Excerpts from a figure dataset
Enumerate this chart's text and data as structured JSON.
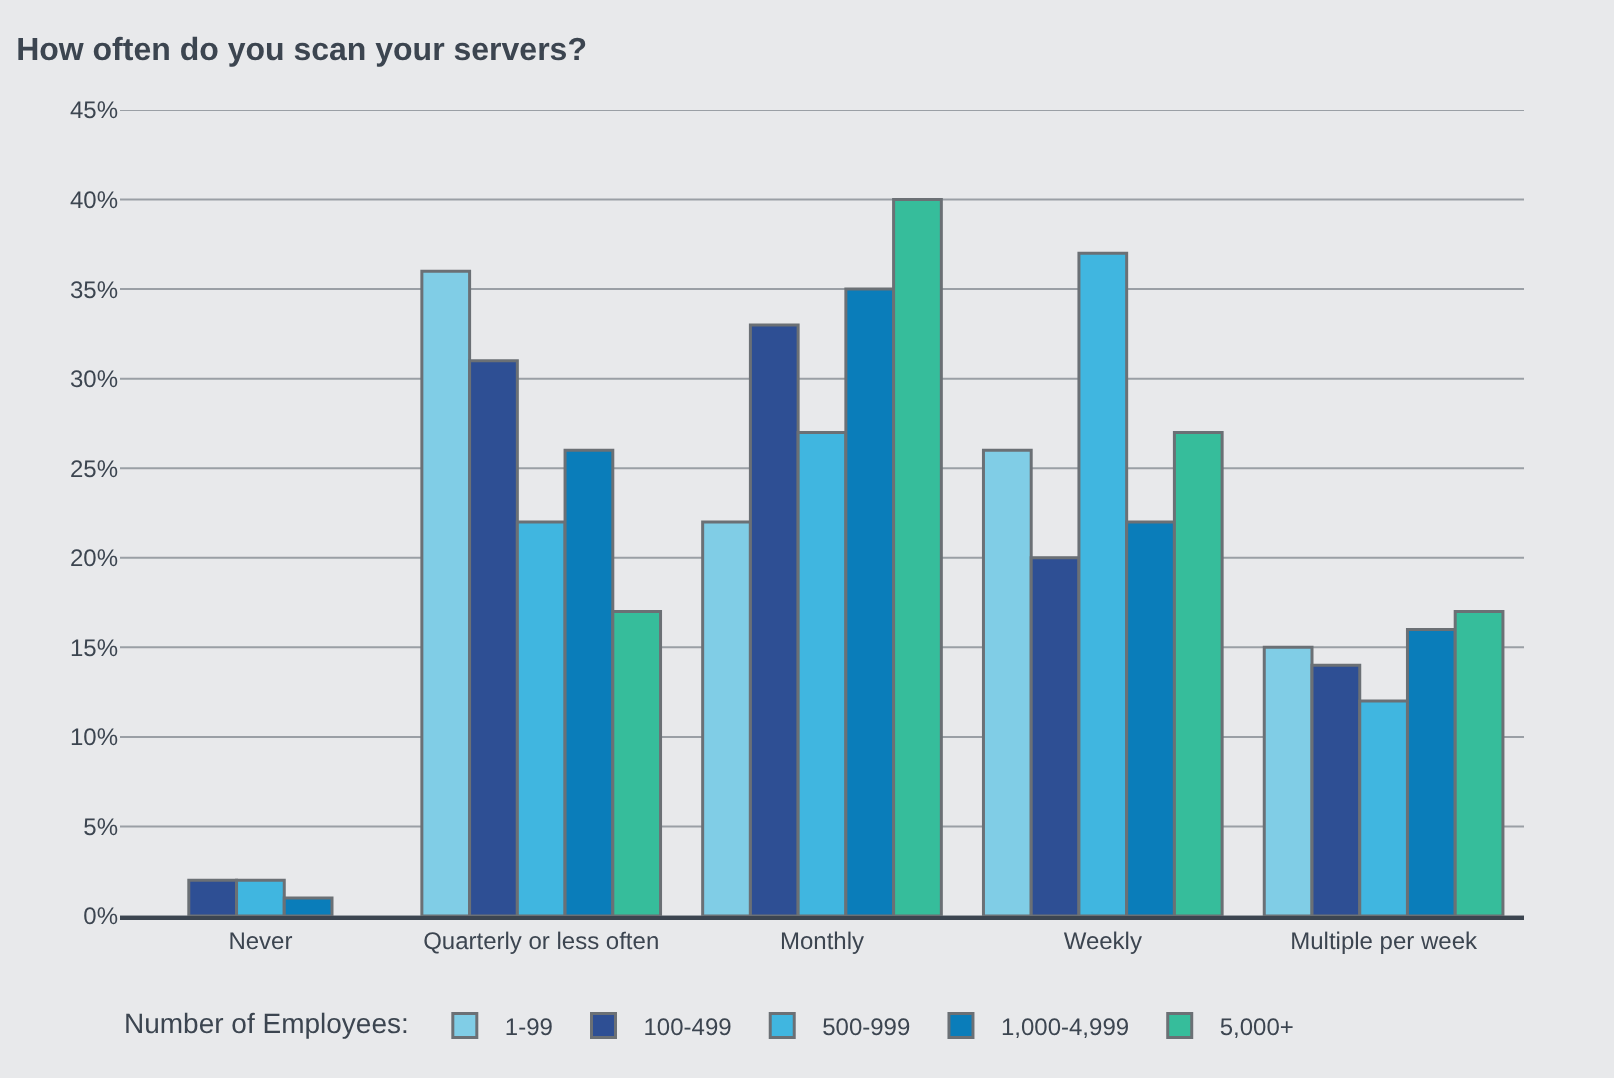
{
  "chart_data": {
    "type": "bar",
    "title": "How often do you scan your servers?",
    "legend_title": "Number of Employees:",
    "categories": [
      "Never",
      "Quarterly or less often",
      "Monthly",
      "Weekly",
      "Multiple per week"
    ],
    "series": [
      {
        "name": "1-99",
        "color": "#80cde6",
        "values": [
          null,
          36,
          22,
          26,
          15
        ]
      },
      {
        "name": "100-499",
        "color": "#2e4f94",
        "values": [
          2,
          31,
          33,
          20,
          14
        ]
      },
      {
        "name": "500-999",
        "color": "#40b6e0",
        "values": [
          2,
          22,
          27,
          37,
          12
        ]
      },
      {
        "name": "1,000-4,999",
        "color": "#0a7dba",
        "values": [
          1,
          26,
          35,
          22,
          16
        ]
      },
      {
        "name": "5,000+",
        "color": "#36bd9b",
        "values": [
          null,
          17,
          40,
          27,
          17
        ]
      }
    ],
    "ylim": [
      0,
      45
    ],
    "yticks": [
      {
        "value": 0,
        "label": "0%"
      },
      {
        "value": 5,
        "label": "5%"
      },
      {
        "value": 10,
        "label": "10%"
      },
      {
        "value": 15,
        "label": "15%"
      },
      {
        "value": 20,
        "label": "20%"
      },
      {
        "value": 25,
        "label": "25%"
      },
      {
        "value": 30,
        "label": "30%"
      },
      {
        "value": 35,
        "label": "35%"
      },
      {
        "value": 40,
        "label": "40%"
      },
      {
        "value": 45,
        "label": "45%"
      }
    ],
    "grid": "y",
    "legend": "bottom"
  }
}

> **WHAT THIS TASK INVOLVES**
Lines containing "color" are to be counted. State the total and add nothing.

> **SOLVED EXERCISE**
5